Records from a data source

◆ ◆ ◆ ◆ ◆ ◆ ◆

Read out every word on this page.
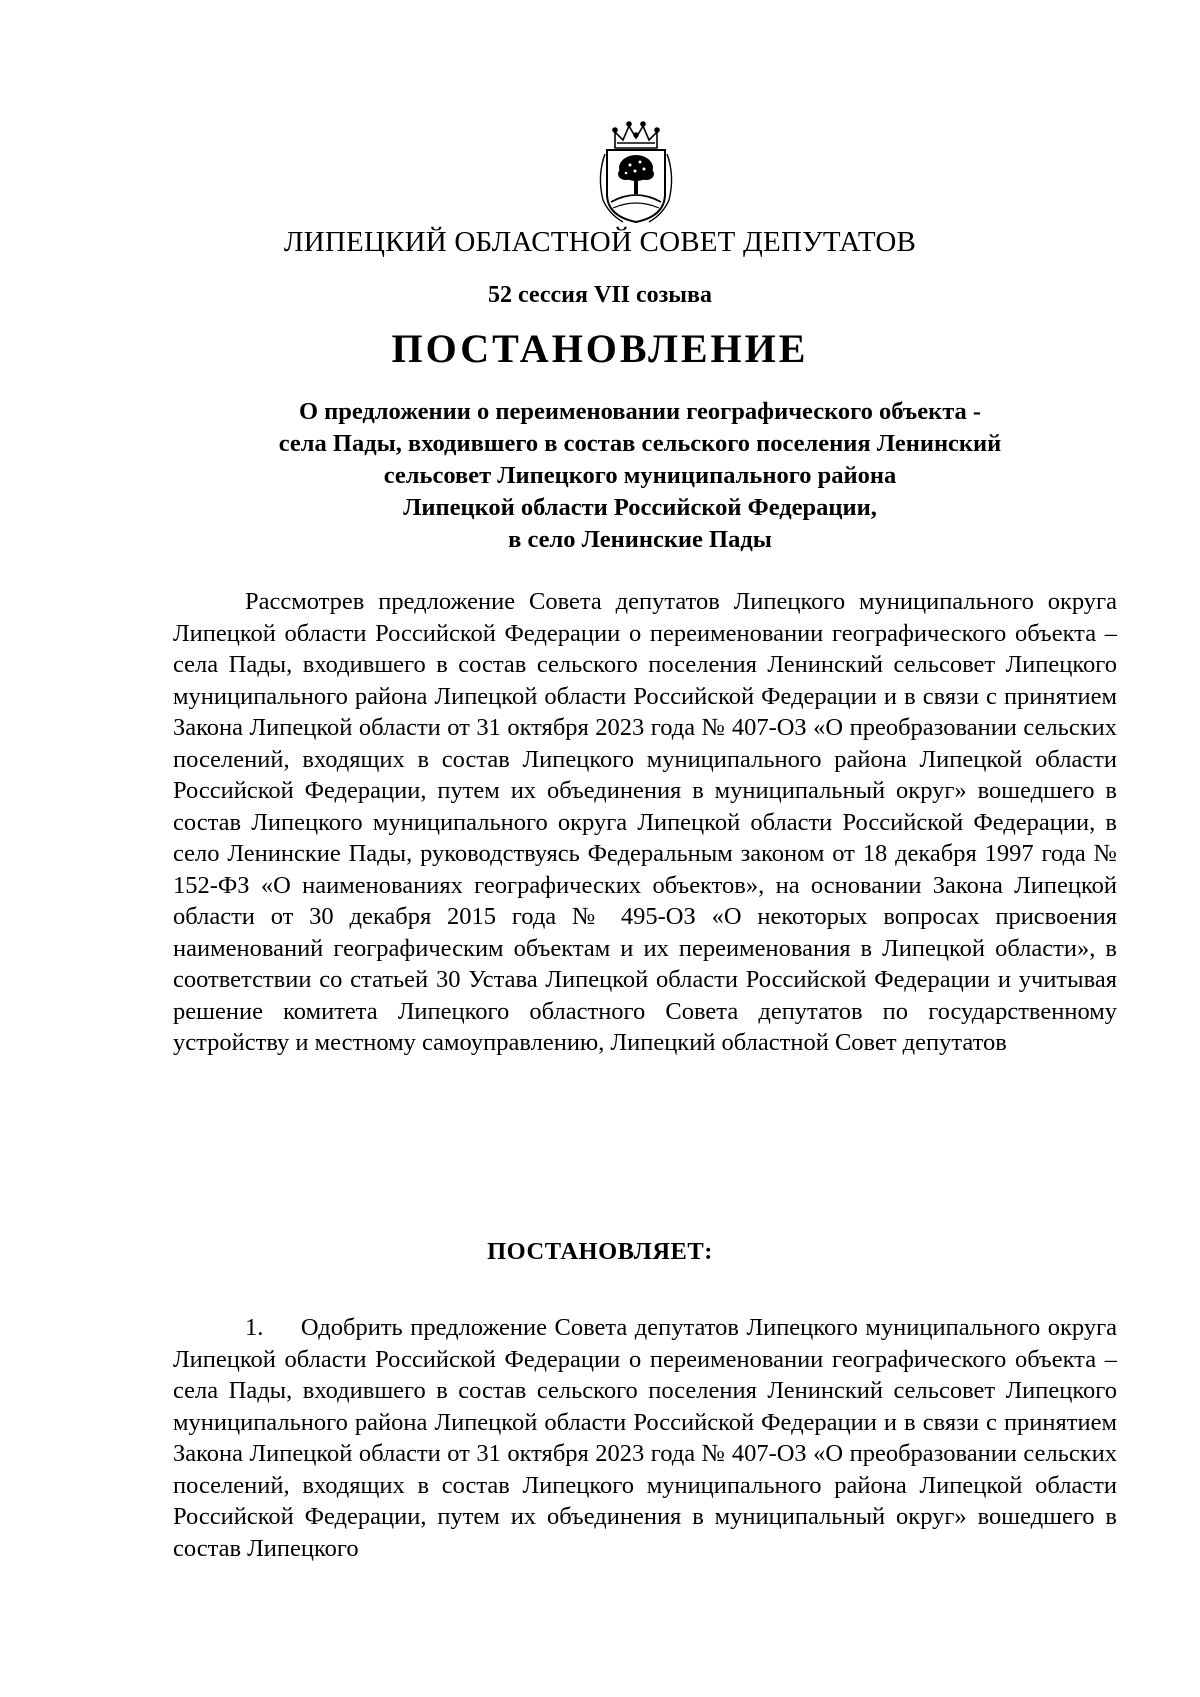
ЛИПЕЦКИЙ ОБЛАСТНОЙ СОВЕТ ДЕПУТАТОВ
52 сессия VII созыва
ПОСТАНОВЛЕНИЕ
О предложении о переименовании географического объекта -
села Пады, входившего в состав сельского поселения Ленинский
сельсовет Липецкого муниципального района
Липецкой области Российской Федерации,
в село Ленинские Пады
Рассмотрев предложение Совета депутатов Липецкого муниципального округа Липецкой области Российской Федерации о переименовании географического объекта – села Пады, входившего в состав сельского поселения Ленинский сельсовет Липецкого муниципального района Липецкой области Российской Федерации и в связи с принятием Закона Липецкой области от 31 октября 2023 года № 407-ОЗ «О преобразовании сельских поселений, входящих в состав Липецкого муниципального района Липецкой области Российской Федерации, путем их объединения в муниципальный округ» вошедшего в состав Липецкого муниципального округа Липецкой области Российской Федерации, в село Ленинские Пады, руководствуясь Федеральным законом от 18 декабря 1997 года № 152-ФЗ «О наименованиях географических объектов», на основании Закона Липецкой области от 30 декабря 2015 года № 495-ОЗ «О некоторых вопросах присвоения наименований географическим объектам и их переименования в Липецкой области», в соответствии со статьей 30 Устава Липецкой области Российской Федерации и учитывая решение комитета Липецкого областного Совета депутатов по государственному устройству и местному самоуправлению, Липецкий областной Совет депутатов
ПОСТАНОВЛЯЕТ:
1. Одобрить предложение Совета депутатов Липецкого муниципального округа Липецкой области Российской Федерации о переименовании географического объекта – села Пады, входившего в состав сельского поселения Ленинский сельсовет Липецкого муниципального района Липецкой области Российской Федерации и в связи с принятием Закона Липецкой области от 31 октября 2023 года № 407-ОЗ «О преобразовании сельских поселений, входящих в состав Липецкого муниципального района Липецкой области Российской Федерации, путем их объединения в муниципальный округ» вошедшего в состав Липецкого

◆ ◆ ◆ ◆ ◆ ◆ ◆

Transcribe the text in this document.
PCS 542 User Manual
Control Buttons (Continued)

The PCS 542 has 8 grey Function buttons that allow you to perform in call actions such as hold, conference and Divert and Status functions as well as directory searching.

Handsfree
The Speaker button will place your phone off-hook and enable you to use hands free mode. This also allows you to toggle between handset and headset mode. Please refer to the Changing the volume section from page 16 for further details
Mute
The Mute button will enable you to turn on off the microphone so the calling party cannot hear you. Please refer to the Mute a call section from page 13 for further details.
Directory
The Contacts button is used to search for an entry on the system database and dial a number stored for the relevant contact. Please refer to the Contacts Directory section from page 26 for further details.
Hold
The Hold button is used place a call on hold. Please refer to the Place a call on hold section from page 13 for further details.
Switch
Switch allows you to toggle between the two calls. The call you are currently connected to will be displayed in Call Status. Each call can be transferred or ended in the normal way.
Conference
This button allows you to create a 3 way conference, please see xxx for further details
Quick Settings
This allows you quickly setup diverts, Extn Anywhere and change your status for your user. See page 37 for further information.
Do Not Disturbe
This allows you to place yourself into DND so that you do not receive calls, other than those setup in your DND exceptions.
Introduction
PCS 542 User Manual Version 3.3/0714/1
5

◆ ◆ ◆ ◆ ◆ ◆ ◆

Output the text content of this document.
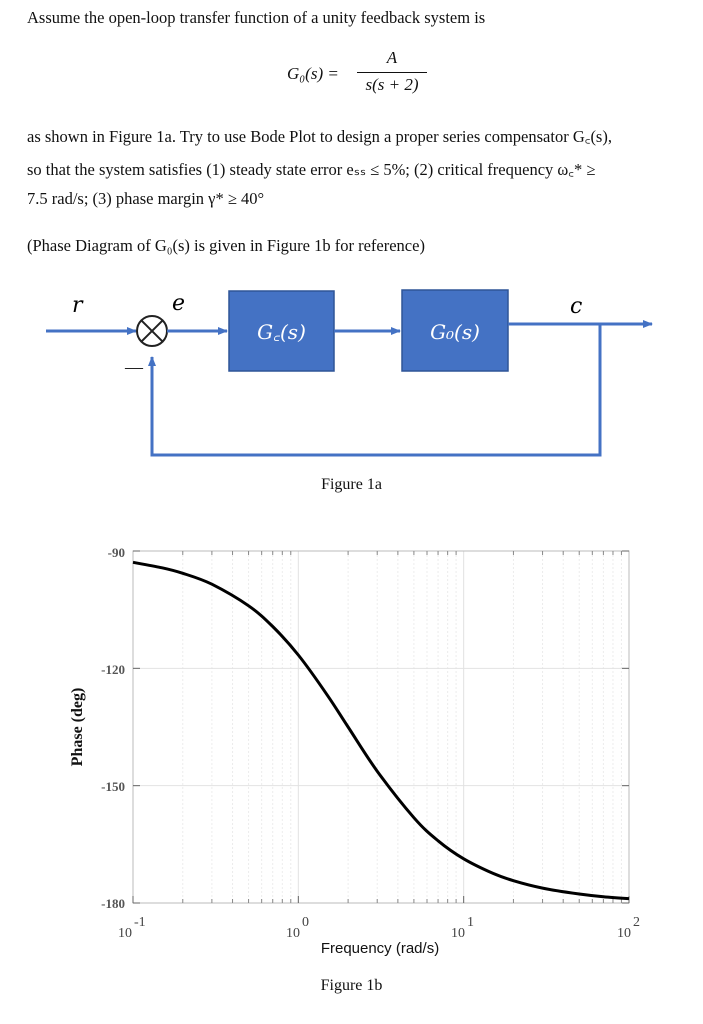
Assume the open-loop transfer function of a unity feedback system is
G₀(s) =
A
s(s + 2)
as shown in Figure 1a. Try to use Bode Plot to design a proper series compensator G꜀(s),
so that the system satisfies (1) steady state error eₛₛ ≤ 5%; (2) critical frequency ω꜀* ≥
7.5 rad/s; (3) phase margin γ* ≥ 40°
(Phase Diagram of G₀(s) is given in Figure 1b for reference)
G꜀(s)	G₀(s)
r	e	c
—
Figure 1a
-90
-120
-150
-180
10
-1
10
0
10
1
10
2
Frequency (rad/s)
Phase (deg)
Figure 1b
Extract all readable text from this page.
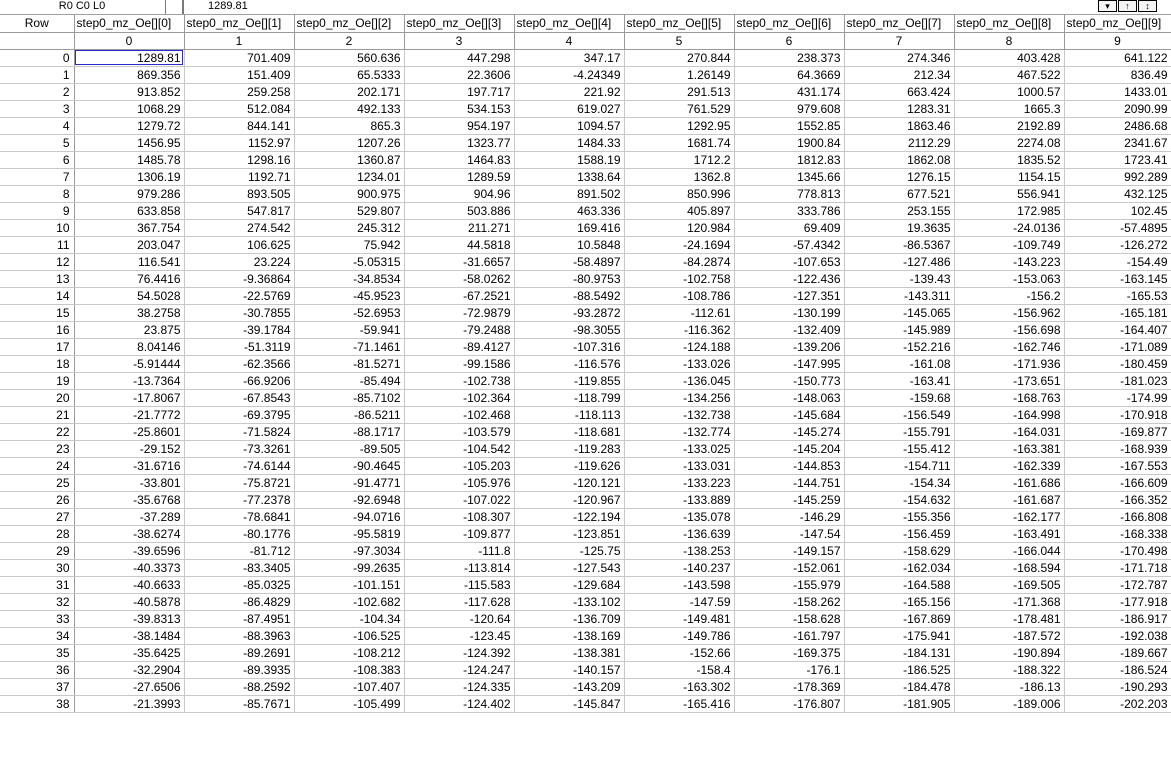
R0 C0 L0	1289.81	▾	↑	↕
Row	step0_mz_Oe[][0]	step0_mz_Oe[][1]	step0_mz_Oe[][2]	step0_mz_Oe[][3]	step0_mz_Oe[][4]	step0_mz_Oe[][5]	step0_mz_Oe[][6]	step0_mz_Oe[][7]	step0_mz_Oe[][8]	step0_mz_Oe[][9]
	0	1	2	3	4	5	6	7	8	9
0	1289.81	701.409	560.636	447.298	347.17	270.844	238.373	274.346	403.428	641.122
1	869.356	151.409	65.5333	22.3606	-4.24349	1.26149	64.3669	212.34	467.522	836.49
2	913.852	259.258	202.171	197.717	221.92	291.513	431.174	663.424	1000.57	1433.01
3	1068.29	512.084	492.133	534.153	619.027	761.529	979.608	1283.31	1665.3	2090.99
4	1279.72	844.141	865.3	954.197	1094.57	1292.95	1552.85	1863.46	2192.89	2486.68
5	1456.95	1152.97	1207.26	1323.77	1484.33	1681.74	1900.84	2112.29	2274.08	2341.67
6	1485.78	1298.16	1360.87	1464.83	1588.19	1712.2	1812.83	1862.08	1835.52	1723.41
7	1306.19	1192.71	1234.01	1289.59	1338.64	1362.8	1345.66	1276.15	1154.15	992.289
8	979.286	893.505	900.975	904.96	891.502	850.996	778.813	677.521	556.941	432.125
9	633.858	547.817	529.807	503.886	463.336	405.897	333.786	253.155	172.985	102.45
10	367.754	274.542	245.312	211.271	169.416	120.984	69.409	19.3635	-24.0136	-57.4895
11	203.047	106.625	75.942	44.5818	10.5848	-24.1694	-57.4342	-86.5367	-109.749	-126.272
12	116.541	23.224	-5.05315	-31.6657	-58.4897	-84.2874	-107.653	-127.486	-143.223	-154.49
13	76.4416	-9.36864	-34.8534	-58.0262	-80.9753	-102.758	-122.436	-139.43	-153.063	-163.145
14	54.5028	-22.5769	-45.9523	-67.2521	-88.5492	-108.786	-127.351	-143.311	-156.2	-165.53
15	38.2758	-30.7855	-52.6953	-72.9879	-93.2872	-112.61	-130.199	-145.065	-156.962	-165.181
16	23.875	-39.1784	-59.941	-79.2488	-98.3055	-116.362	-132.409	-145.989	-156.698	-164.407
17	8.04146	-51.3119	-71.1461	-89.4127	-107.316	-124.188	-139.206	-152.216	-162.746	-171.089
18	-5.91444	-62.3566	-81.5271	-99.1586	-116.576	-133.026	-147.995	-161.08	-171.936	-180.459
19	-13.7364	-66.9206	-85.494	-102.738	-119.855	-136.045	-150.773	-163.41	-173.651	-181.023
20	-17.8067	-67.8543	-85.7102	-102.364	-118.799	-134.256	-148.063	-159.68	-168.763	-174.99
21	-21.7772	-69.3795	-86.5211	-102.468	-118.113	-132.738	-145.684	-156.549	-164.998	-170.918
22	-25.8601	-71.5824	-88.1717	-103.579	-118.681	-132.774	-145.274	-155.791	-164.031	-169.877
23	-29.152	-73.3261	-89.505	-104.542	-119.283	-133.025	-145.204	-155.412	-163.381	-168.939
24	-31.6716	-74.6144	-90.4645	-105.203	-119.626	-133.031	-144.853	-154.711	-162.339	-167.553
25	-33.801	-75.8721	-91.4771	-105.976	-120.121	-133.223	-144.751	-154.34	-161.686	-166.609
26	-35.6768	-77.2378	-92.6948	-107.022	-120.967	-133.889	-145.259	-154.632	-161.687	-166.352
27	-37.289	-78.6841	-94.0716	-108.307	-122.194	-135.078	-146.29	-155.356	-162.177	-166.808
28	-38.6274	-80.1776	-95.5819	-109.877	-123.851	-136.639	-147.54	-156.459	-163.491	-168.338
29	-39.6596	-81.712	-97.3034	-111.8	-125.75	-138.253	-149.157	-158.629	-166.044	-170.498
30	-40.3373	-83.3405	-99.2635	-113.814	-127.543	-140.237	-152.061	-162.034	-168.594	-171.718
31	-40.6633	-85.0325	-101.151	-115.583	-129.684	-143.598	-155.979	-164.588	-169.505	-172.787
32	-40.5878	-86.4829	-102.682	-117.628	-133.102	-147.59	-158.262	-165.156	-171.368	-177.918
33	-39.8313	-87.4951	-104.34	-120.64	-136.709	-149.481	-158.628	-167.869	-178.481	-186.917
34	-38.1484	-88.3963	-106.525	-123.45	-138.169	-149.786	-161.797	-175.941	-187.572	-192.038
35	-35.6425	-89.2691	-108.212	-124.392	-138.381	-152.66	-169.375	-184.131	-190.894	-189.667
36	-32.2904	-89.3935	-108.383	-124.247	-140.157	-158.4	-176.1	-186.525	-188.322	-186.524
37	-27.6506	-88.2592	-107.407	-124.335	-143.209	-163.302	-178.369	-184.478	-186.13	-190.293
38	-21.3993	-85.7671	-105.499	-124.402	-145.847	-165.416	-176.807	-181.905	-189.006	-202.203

◆ ◆ ◆ ◆ ◆ ◆ ◆

- WHAT TO PRODUCE -
Only the number is needed: state how many lines in the listing contain "text".

- FULL OUTPUT -
3